WRITTEN TASK ::
From the listing that follows, extract every line and set it down unaltered.

** Begin STORED RECORDS **

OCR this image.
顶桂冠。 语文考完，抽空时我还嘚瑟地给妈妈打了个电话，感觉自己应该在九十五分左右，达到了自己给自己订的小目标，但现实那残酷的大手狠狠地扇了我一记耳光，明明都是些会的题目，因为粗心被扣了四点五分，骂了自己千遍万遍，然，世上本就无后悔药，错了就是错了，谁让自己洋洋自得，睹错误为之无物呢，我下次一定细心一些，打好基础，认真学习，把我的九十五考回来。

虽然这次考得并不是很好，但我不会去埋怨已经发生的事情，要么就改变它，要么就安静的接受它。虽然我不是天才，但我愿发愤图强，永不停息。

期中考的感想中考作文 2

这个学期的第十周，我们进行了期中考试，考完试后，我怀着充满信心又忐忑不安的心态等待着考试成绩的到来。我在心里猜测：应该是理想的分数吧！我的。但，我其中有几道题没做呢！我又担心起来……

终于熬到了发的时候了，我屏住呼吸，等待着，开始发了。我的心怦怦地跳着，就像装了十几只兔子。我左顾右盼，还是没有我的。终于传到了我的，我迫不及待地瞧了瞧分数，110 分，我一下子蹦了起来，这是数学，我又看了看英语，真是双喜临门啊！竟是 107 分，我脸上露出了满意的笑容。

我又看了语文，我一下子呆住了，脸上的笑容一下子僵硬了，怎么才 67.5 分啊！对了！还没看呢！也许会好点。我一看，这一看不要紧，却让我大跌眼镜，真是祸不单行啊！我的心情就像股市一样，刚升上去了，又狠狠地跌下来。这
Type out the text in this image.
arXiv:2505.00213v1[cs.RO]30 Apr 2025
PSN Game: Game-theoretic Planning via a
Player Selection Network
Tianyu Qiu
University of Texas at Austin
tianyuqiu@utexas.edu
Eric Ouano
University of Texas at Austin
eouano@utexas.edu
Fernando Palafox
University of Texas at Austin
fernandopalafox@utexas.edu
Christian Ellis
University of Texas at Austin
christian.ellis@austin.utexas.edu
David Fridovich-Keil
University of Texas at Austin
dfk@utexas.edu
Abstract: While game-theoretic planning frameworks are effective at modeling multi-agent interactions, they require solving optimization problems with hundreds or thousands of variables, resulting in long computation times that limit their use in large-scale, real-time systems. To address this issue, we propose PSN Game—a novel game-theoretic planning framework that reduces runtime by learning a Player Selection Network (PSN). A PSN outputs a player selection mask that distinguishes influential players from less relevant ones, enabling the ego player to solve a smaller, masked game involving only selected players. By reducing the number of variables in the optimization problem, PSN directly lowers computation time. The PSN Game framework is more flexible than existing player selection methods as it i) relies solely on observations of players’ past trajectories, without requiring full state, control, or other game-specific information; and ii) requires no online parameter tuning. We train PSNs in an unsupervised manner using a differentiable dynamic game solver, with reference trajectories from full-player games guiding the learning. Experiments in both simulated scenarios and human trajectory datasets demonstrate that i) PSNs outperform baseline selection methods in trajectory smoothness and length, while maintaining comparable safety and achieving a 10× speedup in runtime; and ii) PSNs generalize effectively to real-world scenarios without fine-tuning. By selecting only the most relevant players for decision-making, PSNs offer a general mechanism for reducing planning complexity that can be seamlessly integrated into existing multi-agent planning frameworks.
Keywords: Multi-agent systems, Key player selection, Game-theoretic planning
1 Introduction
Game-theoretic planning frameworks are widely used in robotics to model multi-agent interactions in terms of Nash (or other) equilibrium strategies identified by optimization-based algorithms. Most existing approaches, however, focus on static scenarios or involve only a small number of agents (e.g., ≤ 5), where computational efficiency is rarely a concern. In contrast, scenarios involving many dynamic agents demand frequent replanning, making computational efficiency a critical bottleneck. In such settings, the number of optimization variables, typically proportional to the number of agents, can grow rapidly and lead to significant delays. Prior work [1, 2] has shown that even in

** End STORED RECORDS **

FULL OUTPUT ::
OCR this image.
顶桂冠。 语文考完，抽空时我还嘚瑟地给妈妈打了个电话，感觉自己应该在九十五分左右，达到了自己给自己订的小目标，但现实那残酷的大手狠狠地扇了我一记耳光，明明都是些会的题目，因为粗心被扣了四点五分，骂了自己千遍万遍，然，世上本就无后悔药，错了就是错了，谁让自己洋洋自得，睹错误为之无物呢，我下次一定细心一些，打好基础，认真学习，把我的九十五考回来。

虽然这次考得并不是很好，但我不会去埋怨已经发生的事情，要么就改变它，要么就安静的接受它。虽然我不是天才，但我愿发愤图强，永不停息。

期中考的感想中考作文 2

这个学期的第十周，我们进行了期中考试，考完试后，我怀着充满信心又忐忑不安的心态等待着考试成绩的到来。我在心里猜测：应该是理想的分数吧！我的。但，我其中有几道题没做呢！我又担心起来……

终于熬到了发的时候了，我屏住呼吸，等待着，开始发了。我的心怦怦地跳着，就像装了十几只兔子。我左顾右盼，还是没有我的。终于传到了我的，我迫不及待地瞧了瞧分数，110 分，我一下子蹦了起来，这是数学，我又看了看英语，真是双喜临门啊！竟是 107 分，我脸上露出了满意的笑容。

我又看了语文，我一下子呆住了，脸上的笑容一下子僵硬了，怎么才 67.5 分啊！对了！还没看呢！也许会好点。我一看，这一看不要紧，却让我大跌眼镜，真是祸不单行啊！我的心情就像股市一样，刚升上去了，又狠狠地跌下来。这
Type out the text in this image.
arXiv:2505.00213v1[cs.RO]30 Apr 2025
PSN Game: Game-theoretic Planning via a
Player Selection Network
Tianyu Qiu
University of Texas at Austin
tianyuqiu@utexas.edu
Eric Ouano
University of Texas at Austin
eouano@utexas.edu
Fernando Palafox
University of Texas at Austin
fernandopalafox@utexas.edu
Christian Ellis
University of Texas at Austin
christian.ellis@austin.utexas.edu
David Fridovich-Keil
University of Texas at Austin
dfk@utexas.edu
Abstract: While game-theoretic planning frameworks are effective at modeling multi-agent interactions, they require solving optimization problems with hundreds or thousands of variables, resulting in long computation times that limit their use in large-scale, real-time systems. To address this issue, we propose PSN Game—a novel game-theoretic planning framework that reduces runtime by learning a Player Selection Network (PSN). A PSN outputs a player selection mask that distinguishes influential players from less relevant ones, enabling the ego player to solve a smaller, masked game involving only selected players. By reducing the number of variables in the optimization problem, PSN directly lowers computation time. The PSN Game framework is more flexible than existing player selection methods as it i) relies solely on observations of players’ past trajectories, without requiring full state, control, or other game-specific information; and ii) requires no online parameter tuning. We train PSNs in an unsupervised manner using a differentiable dynamic game solver, with reference trajectories from full-player games guiding the learning. Experiments in both simulated scenarios and human trajectory datasets demonstrate that i) PSNs outperform baseline selection methods in trajectory smoothness and length, while maintaining comparable safety and achieving a 10× speedup in runtime; and ii) PSNs generalize effectively to real-world scenarios without fine-tuning. By selecting only the most relevant players for decision-making, PSNs offer a general mechanism for reducing planning complexity that can be seamlessly integrated into existing multi-agent planning frameworks.
Keywords: Multi-agent systems, Key player selection, Game-theoretic planning
1 Introduction
Game-theoretic planning frameworks are widely used in robotics to model multi-agent interactions in terms of Nash (or other) equilibrium strategies identified by optimization-based algorithms. Most existing approaches, however, focus on static scenarios or involve only a small number of agents (e.g., ≤ 5), where computational efficiency is rarely a concern. In contrast, scenarios involving many dynamic agents demand frequent replanning, making computational efficiency a critical bottleneck. In such settings, the number of optimization variables, typically proportional to the number of agents, can grow rapidly and lead to significant delays. Prior work [1, 2] has shown that even in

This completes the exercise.